#### Dokument ####

Und plötzlich sah Tom Cotton ziemlich alt aus. Der Irakkriegsveteran und Jungstar des rechten Flügels der Republikaner im US-Senat hatte zu einem Town Hall Meeting geladen, jener Standardübung amerikanischer Demokratie, bei der gewählte Politiker sich in einer Turnhalle oder einem Gemeindezentrum den Fragen ihrer Wähler stellen. Doch statt handverlesener Parteianhänger stand Cotton am vergangenen Mittwoch in der Mittelschule von Springdale, Arkansas, vor gut 2000 zornigen Bürgern, die ihr Kreuz ziemlich sicher nicht bei seinem Namen gemacht hatten. „Ich bin eine wütende Bürgerin“, rief eine Frau, ehe sie Cotton erklärte, dass ihr Ehemann im Sterben liege. „Sie stehen da und erwarten von uns, dass wir ruhig, kühl und gefasst sind. Nun, was für eine Krankenversicherung haben denn Sie selbst?“

Cotton tat das, was Politiker stets tun, wenn sie sich vor peinlichen Antworten drücken wollen: Er drückte sich vor einer peinlichen Antwort. Dasselbe tat er, als eine junge Frau ihm erklärte, ohne die Ausweitung der Krankenversicherung unter Präsident Barack Obama, die er nun abzuschaffen gelobt, werde sie am vererblichen Ehlers-Danlos-Syndrom, einer seltenen Bindegewebserkrankung, sterben. Und als ein siebenjähriger Bub ihn fragte, wieso er sein geliebtes Kinderprogramm in dem staatlich finanzierten Fernsehsender PBS streichen, dafür aber eine viel teurere Mauer an der mexikanischen Grenze bauen wolle, verlor Cotton die Nerven und machte vorzeitig Schluss.


Vom Feind gelernt.

#### Vorliegende Einträge ####

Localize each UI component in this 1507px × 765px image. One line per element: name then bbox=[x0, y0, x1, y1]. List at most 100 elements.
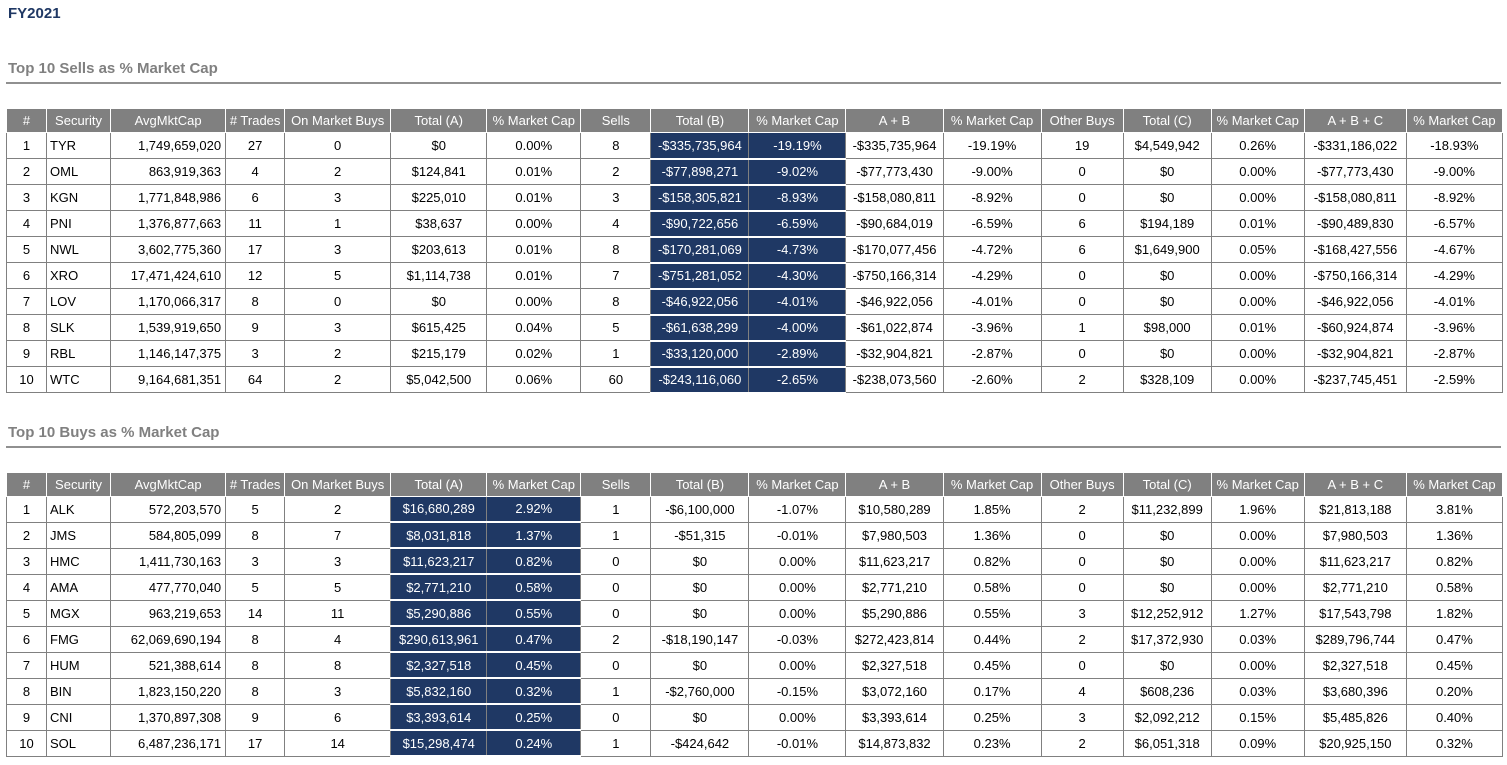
cell: 2.92% bbox=[486, 495, 582, 523]
cell: -19.19% bbox=[748, 132, 847, 160]
cell: 4 bbox=[580, 210, 652, 237]
cell: PNI bbox=[46, 210, 112, 237]
cell: 2 bbox=[284, 340, 392, 367]
cell: 0.55% bbox=[486, 599, 582, 627]
cell: 0 bbox=[1040, 651, 1124, 679]
cell: 6 bbox=[5, 625, 48, 653]
cell: -$158,080,811 bbox=[1303, 184, 1407, 211]
column-header: # Trades bbox=[225, 108, 286, 133]
cell: 0.20% bbox=[1405, 677, 1504, 705]
cell: $608,236 bbox=[1122, 677, 1212, 705]
cell: 5 bbox=[284, 573, 392, 601]
cell: 0.00% bbox=[1210, 366, 1305, 393]
cell: ALK bbox=[46, 495, 112, 523]
cell: 0.04% bbox=[486, 314, 582, 341]
cell: 14 bbox=[284, 729, 392, 757]
cell: 0 bbox=[580, 703, 652, 731]
cell: 0 bbox=[1040, 573, 1124, 601]
cell: -8.92% bbox=[1405, 184, 1504, 211]
cell: 3 bbox=[1040, 703, 1124, 731]
cell: 6 bbox=[1040, 236, 1124, 263]
table-row: 6 XRO 17,471,424,610 12 5 $1,114,738 0.01% 7 -$7… bbox=[5, 261, 1504, 290]
cell: 1,539,919,650 bbox=[110, 314, 227, 341]
cell: $2,327,518 bbox=[845, 651, 944, 679]
table-row: 4 AMA 477,770,040 5 5 $2,771,210 0.58% 0 $0 0.00%… bbox=[5, 573, 1504, 601]
cell: 3 bbox=[284, 184, 392, 211]
cell: -$170,077,456 bbox=[845, 236, 944, 263]
cell: 3 bbox=[5, 184, 48, 211]
cell: 1 bbox=[580, 521, 652, 549]
cell: $1,649,900 bbox=[1122, 236, 1212, 263]
column-header: A + B bbox=[845, 108, 944, 133]
cell: $2,327,518 bbox=[1303, 651, 1407, 679]
cell: 7 bbox=[284, 521, 392, 549]
cell: 8 bbox=[580, 132, 652, 159]
cell: 0.82% bbox=[486, 547, 582, 575]
cell: 0.00% bbox=[486, 210, 582, 237]
cell: -2.87% bbox=[942, 340, 1042, 367]
column-header: # Trades bbox=[225, 471, 286, 497]
cell: 14 bbox=[225, 599, 286, 627]
cell: -$750,166,314 bbox=[1303, 262, 1407, 289]
cell: 3 bbox=[225, 547, 286, 575]
cell: 7 bbox=[5, 288, 48, 315]
column-header: % Market Cap bbox=[1405, 471, 1504, 497]
cell: 8 bbox=[580, 236, 652, 263]
cell: 8 bbox=[225, 521, 286, 549]
cell: 9 bbox=[225, 703, 286, 731]
table-row: 3 KGN 1,771,848,986 6 3 $225,010 0.01% 3 -$158,3… bbox=[5, 183, 1504, 212]
column-header: # bbox=[5, 108, 48, 133]
cell: 963,219,653 bbox=[110, 599, 227, 627]
cell: 0.00% bbox=[748, 573, 847, 601]
cell: 1,823,150,220 bbox=[110, 677, 227, 705]
cell: 0.58% bbox=[942, 573, 1042, 601]
cell: $0 bbox=[1122, 651, 1212, 679]
cell: 0 bbox=[1040, 262, 1124, 289]
cell: 9 bbox=[5, 703, 48, 731]
cell: -$18,190,147 bbox=[650, 625, 750, 653]
table-row: 4 PNI 1,376,877,663 11 1 $38,637 0.00% 4 -$90,72… bbox=[5, 209, 1504, 238]
cell: 19 bbox=[1040, 132, 1124, 159]
cell: -$168,427,556 bbox=[1303, 236, 1407, 263]
cell: $0 bbox=[1122, 547, 1212, 575]
cell: -$750,166,314 bbox=[845, 262, 944, 289]
cell: $5,832,160 bbox=[390, 677, 488, 705]
cell: 1.36% bbox=[1405, 521, 1504, 549]
column-header: On Market Buys bbox=[284, 108, 392, 133]
cell: 0.00% bbox=[748, 599, 847, 627]
cell: -$243,116,060 bbox=[650, 365, 750, 394]
cell: -4.29% bbox=[1405, 262, 1504, 289]
column-header: % Market Cap bbox=[748, 471, 847, 497]
cell: -$158,305,821 bbox=[650, 183, 750, 212]
column-header: Total (A) bbox=[390, 471, 488, 497]
cell: 7 bbox=[5, 651, 48, 679]
cell: 1 bbox=[1040, 314, 1124, 341]
cell: -$77,773,430 bbox=[1303, 158, 1407, 185]
cell: -8.92% bbox=[942, 184, 1042, 211]
cell: 8 bbox=[225, 625, 286, 653]
cell: 8 bbox=[580, 288, 652, 315]
cell: 0 bbox=[1040, 184, 1124, 211]
cell: BIN bbox=[46, 677, 112, 705]
cell: $2,092,212 bbox=[1122, 703, 1212, 731]
cell: 0.00% bbox=[748, 547, 847, 575]
header-row: # Security AvgMktCap # Trades On Market Buys… bbox=[5, 108, 1504, 133]
cell: $203,613 bbox=[390, 236, 488, 263]
column-header: A + B + C bbox=[1303, 108, 1407, 133]
cell: $8,031,818 bbox=[390, 521, 488, 549]
cell: 1.27% bbox=[1210, 599, 1305, 627]
cell: 0.82% bbox=[942, 547, 1042, 575]
cell: 62,069,690,194 bbox=[110, 625, 227, 653]
cell: JMS bbox=[46, 521, 112, 549]
cell: -$90,489,830 bbox=[1303, 210, 1407, 237]
cell: -$90,722,656 bbox=[650, 209, 750, 238]
cell: 1 bbox=[5, 495, 48, 523]
column-header: Total (B) bbox=[650, 108, 750, 133]
column-header: Sells bbox=[580, 108, 652, 133]
cell: 1.36% bbox=[942, 521, 1042, 549]
cell: 1,170,066,317 bbox=[110, 288, 227, 315]
cell: 2 bbox=[1040, 495, 1124, 523]
cell: $2,771,210 bbox=[1303, 573, 1407, 601]
cell: 2 bbox=[5, 158, 48, 185]
cell: $2,771,210 bbox=[845, 573, 944, 601]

####

### Aufgaben
- a) Wie viele Bürger standen Tom Cotton laut dem Dokument in der Mittelschule von Springdale gegenüber?
- b) Schreibe aus den Einträgen die Zeilen ab, und zwar von der Zeile mit „cell: 2.92% bbox=[486, 495, 582, 523]“ bis einschließlich der Zeile mit „cell: -$158,080,811 bbox=[1303, 184, 1407, 211]“.

### Antworten je Aufgabe
- a) Gut 2000 zornige Bürger.

- b)
cell: 2.92% bbox=[486, 495, 582, 523]
cell: -19.19% bbox=[748, 132, 847, 160]
cell: 4 bbox=[580, 210, 652, 237]
cell: PNI bbox=[46, 210, 112, 237]
cell: 2 bbox=[284, 340, 392, 367]
cell: 0.55% bbox=[486, 599, 582, 627]
cell: 0 bbox=[1040, 651, 1124, 679]
cell: 6 bbox=[5, 625, 48, 653]
cell: -$158,080,811 bbox=[1303, 184, 1407, 211]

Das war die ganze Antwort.